What is required. Write out the whole listing again, exactly.

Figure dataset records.
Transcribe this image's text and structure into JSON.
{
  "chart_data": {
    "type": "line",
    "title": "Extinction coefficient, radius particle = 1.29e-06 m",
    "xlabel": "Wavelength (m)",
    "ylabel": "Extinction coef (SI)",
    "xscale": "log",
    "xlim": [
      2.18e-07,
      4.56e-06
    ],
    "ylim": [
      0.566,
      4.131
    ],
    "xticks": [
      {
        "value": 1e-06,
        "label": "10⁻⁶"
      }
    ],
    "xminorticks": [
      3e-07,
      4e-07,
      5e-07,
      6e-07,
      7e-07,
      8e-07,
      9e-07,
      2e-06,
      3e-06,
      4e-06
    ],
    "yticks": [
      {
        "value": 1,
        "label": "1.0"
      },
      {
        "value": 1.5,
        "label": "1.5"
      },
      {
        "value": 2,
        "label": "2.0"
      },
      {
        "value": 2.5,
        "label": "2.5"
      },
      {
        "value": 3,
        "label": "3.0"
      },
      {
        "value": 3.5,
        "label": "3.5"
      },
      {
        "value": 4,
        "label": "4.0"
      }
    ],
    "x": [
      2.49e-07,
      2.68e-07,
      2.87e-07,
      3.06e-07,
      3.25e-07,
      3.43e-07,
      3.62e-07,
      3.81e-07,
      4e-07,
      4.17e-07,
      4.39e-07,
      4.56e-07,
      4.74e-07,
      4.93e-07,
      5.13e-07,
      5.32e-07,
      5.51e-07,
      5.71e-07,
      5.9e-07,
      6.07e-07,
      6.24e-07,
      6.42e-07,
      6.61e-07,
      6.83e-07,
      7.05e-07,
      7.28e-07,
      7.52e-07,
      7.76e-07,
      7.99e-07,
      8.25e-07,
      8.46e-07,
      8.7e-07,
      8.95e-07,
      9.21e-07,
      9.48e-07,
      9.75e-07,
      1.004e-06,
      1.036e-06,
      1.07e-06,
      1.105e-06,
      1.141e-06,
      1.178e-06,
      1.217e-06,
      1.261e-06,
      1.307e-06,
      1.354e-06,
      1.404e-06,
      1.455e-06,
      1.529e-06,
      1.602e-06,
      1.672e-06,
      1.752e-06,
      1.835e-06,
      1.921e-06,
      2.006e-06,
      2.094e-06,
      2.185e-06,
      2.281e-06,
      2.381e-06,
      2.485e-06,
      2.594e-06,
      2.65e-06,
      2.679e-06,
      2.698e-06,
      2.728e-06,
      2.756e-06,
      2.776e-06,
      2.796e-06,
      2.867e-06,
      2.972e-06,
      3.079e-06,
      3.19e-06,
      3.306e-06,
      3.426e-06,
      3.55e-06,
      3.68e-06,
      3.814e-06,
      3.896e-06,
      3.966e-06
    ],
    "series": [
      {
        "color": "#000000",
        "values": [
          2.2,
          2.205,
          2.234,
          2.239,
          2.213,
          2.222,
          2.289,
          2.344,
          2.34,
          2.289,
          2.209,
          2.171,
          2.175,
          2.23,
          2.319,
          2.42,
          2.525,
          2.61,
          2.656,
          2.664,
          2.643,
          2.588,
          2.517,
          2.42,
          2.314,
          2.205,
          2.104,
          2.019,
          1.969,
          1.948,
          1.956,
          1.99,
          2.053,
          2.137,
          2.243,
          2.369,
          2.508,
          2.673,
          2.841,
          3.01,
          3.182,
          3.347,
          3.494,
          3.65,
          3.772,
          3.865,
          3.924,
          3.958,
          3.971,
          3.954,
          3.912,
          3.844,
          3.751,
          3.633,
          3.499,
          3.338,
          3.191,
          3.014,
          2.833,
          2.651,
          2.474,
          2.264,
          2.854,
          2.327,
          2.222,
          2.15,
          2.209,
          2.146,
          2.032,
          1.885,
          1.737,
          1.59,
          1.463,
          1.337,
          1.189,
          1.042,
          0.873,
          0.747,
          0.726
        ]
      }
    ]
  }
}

Exercise solution.
Transcribe this image's text and structure into JSON.
{
  "chart_data": {
    "type": "line",
    "title": "Extinction coefficient, radius particle = 1.29e-06 m",
    "xlabel": "Wavelength (m)",
    "ylabel": "Extinction coef (SI)",
    "xscale": "log",
    "xlim": [
      2.18e-07,
      4.56e-06
    ],
    "ylim": [
      0.566,
      4.131
    ],
    "xticks": [
      {
        "value": 1e-06,
        "label": "10⁻⁶"
      }
    ],
    "xminorticks": [
      3e-07,
      4e-07,
      5e-07,
      6e-07,
      7e-07,
      8e-07,
      9e-07,
      2e-06,
      3e-06,
      4e-06
    ],
    "yticks": [
      {
        "value": 1,
        "label": "1.0"
      },
      {
        "value": 1.5,
        "label": "1.5"
      },
      {
        "value": 2,
        "label": "2.0"
      },
      {
        "value": 2.5,
        "label": "2.5"
      },
      {
        "value": 3,
        "label": "3.0"
      },
      {
        "value": 3.5,
        "label": "3.5"
      },
      {
        "value": 4,
        "label": "4.0"
      }
    ],
    "x": [
      2.49e-07,
      2.68e-07,
      2.87e-07,
      3.06e-07,
      3.25e-07,
      3.43e-07,
      3.62e-07,
      3.81e-07,
      4e-07,
      4.17e-07,
      4.39e-07,
      4.56e-07,
      4.74e-07,
      4.93e-07,
      5.13e-07,
      5.32e-07,
      5.51e-07,
      5.71e-07,
      5.9e-07,
      6.07e-07,
      6.24e-07,
      6.42e-07,
      6.61e-07,
      6.83e-07,
      7.05e-07,
      7.28e-07,
      7.52e-07,
      7.76e-07,
      7.99e-07,
      8.25e-07,
      8.46e-07,
      8.7e-07,
      8.95e-07,
      9.21e-07,
      9.48e-07,
      9.75e-07,
      1.004e-06,
      1.036e-06,
      1.07e-06,
      1.105e-06,
      1.141e-06,
      1.178e-06,
      1.217e-06,
      1.261e-06,
      1.307e-06,
      1.354e-06,
      1.404e-06,
      1.455e-06,
      1.529e-06,
      1.602e-06,
      1.672e-06,
      1.752e-06,
      1.835e-06,
      1.921e-06,
      2.006e-06,
      2.094e-06,
      2.185e-06,
      2.281e-06,
      2.381e-06,
      2.485e-06,
      2.594e-06,
      2.65e-06,
      2.679e-06,
      2.698e-06,
      2.728e-06,
      2.756e-06,
      2.776e-06,
      2.796e-06,
      2.867e-06,
      2.972e-06,
      3.079e-06,
      3.19e-06,
      3.306e-06,
      3.426e-06,
      3.55e-06,
      3.68e-06,
      3.814e-06,
      3.896e-06,
      3.966e-06
    ],
    "series": [
      {
        "color": "#000000",
        "values": [
          2.2,
          2.205,
          2.234,
          2.239,
          2.213,
          2.222,
          2.289,
          2.344,
          2.34,
          2.289,
          2.209,
          2.171,
          2.175,
          2.23,
          2.319,
          2.42,
          2.525,
          2.61,
          2.656,
          2.664,
          2.643,
          2.588,
          2.517,
          2.42,
          2.314,
          2.205,
          2.104,
          2.019,
          1.969,
          1.948,
          1.956,
          1.99,
          2.053,
          2.137,
          2.243,
          2.369,
          2.508,
          2.673,
          2.841,
          3.01,
          3.182,
          3.347,
          3.494,
          3.65,
          3.772,
          3.865,
          3.924,
          3.958,
          3.971,
          3.954,
          3.912,
          3.844,
          3.751,
          3.633,
          3.499,
          3.338,
          3.191,
          3.014,
          2.833,
          2.651,
          2.474,
          2.264,
          2.854,
          2.327,
          2.222,
          2.15,
          2.209,
          2.146,
          2.032,
          1.885,
          1.737,
          1.59,
          1.463,
          1.337,
          1.189,
          1.042,
          0.873,
          0.747,
          0.726
        ]
      }
    ]
  }
}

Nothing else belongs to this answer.